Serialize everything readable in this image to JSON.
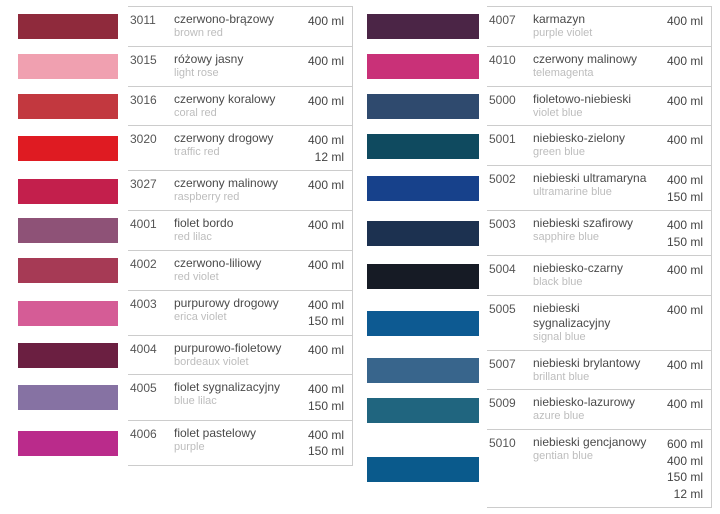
{
  "left": [
    {
      "code": "3011",
      "name_pl": "czerwono-brązowy",
      "name_en": "brown red",
      "sizes": "400 ml",
      "color": "#8f2a3c"
    },
    {
      "code": "3015",
      "name_pl": "różowy jasny",
      "name_en": "light rose",
      "sizes": "400 ml",
      "color": "#f0a0b0"
    },
    {
      "code": "3016",
      "name_pl": "czerwony koralowy",
      "name_en": "coral red",
      "sizes": "400 ml",
      "color": "#c2383f"
    },
    {
      "code": "3020",
      "name_pl": "czerwony drogowy",
      "name_en": "traffic red",
      "sizes": "400 ml\n12 ml",
      "color": "#df1b22"
    },
    {
      "code": "3027",
      "name_pl": "czerwony malinowy",
      "name_en": "raspberry red",
      "sizes": "400 ml",
      "color": "#c31f4c"
    },
    {
      "code": "4001",
      "name_pl": "fiolet bordo",
      "name_en": "red lilac",
      "sizes": "400 ml",
      "color": "#8e5277"
    },
    {
      "code": "4002",
      "name_pl": "czerwono-liliowy",
      "name_en": "red violet",
      "sizes": "400 ml",
      "color": "#a63a55"
    },
    {
      "code": "4003",
      "name_pl": "purpurowy drogowy",
      "name_en": "erica violet",
      "sizes": "400 ml\n150 ml",
      "color": "#d55c96"
    },
    {
      "code": "4004",
      "name_pl": "purpurowo-fioletowy",
      "name_en": "bordeaux violet",
      "sizes": "400 ml",
      "color": "#6b1f41"
    },
    {
      "code": "4005",
      "name_pl": "fiolet sygnalizacyjny",
      "name_en": "blue lilac",
      "sizes": "400 ml\n150 ml",
      "color": "#8672a3"
    },
    {
      "code": "4006",
      "name_pl": "fiolet pastelowy",
      "name_en": "purple",
      "sizes": "400 ml\n150 ml",
      "color": "#ba2b8b"
    }
  ],
  "right": [
    {
      "code": "4007",
      "name_pl": "karmazyn",
      "name_en": "purple violet",
      "sizes": "400 ml",
      "color": "#4b2546"
    },
    {
      "code": "4010",
      "name_pl": "czerwony malinowy",
      "name_en": "telemagenta",
      "sizes": "400 ml",
      "color": "#c93178"
    },
    {
      "code": "5000",
      "name_pl": "fioletowo-niebieski",
      "name_en": "violet blue",
      "sizes": "400 ml",
      "color": "#2f4a6e"
    },
    {
      "code": "5001",
      "name_pl": "niebiesko-zielony",
      "name_en": "green blue",
      "sizes": "400 ml",
      "color": "#0f4a5f"
    },
    {
      "code": "5002",
      "name_pl": "niebieski ultramaryna",
      "name_en": "ultramarine blue",
      "sizes": "400 ml\n150 ml",
      "color": "#17418b"
    },
    {
      "code": "5003",
      "name_pl": "niebieski szafirowy",
      "name_en": "sapphire blue",
      "sizes": "400 ml\n150 ml",
      "color": "#1c3150"
    },
    {
      "code": "5004",
      "name_pl": "niebiesko-czarny",
      "name_en": "black blue",
      "sizes": "400 ml",
      "color": "#161b25"
    },
    {
      "code": "5005",
      "name_pl": "niebieski sygnalizacyjny",
      "name_en": "signal blue",
      "sizes": "400 ml",
      "color": "#0d5a92"
    },
    {
      "code": "5007",
      "name_pl": "niebieski brylantowy",
      "name_en": "brillant blue",
      "sizes": "400 ml",
      "color": "#38658c"
    },
    {
      "code": "5009",
      "name_pl": "niebiesko-lazurowy",
      "name_en": "azure blue",
      "sizes": "400 ml",
      "color": "#20657f"
    },
    {
      "code": "5010",
      "name_pl": "niebieski gencjanowy",
      "name_en": "gentian blue",
      "sizes": "600 ml\n400 ml\n150 ml\n12 ml",
      "color": "#0a5a8c"
    }
  ]
}
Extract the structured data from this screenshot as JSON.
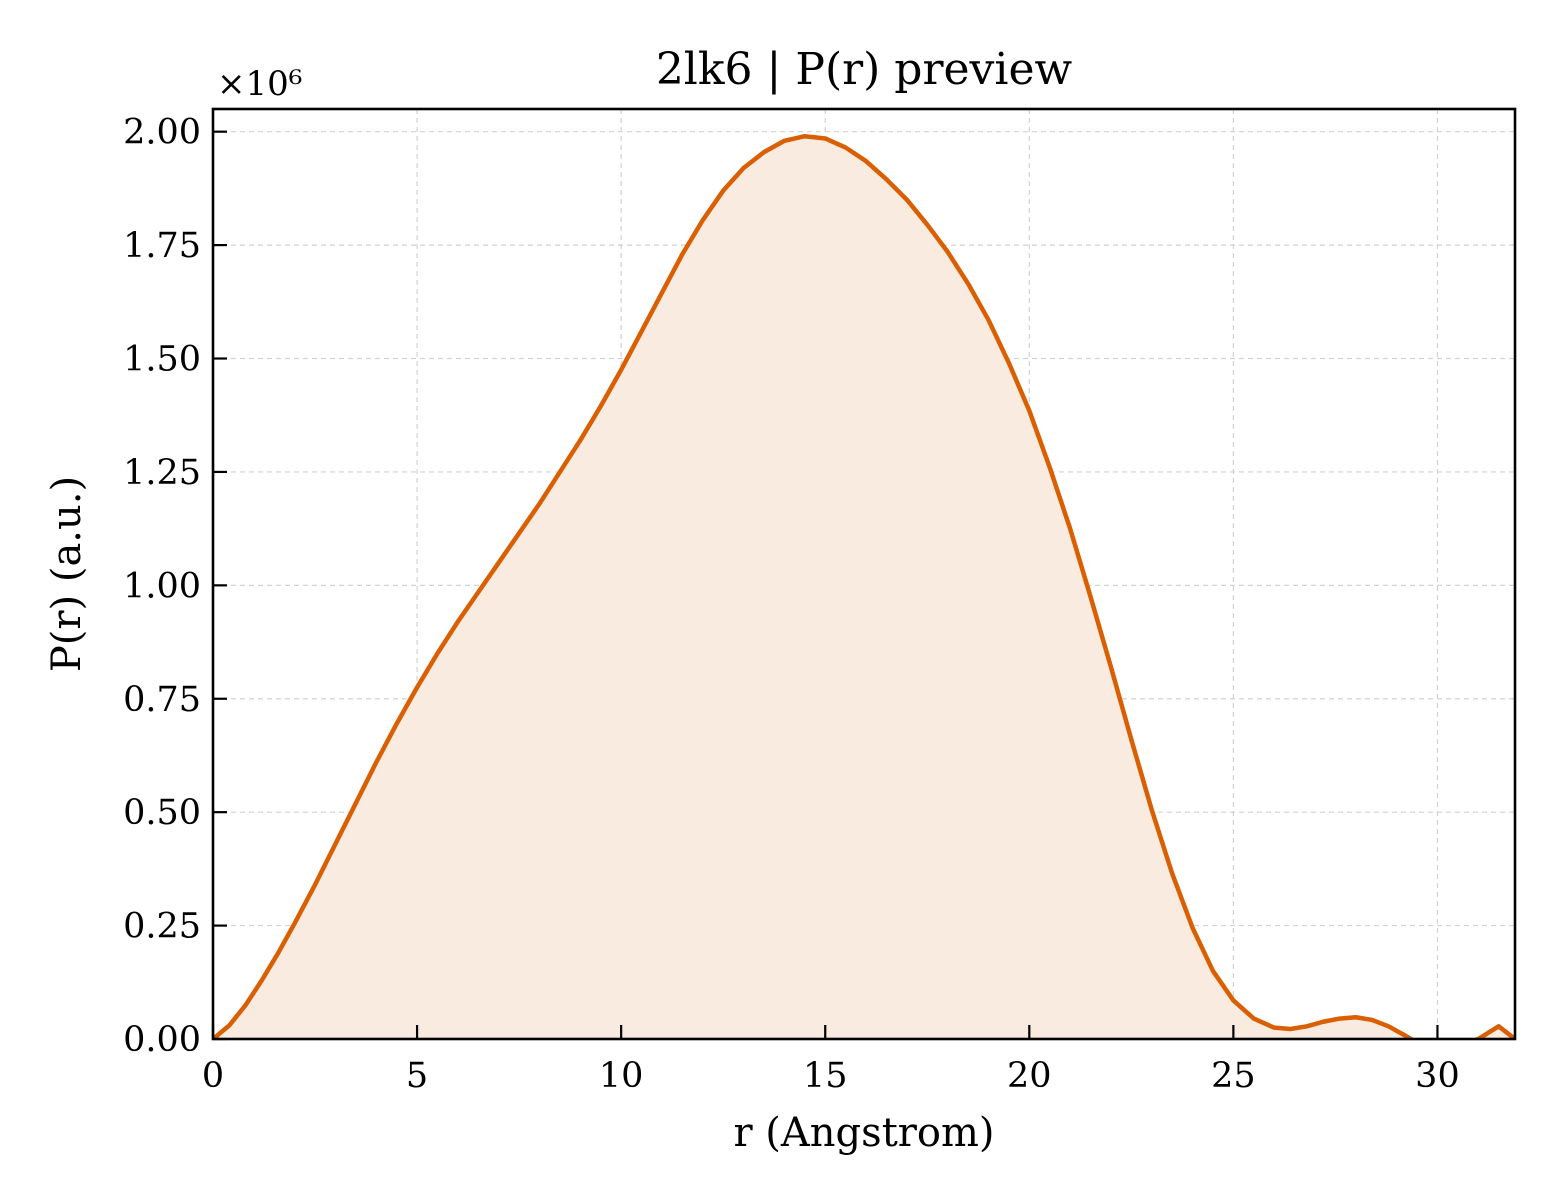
::::::::
> **Exercise prompt**
Of all the lines above, how many contain the word "this"? Answer with only the number.

> **Complete response**
2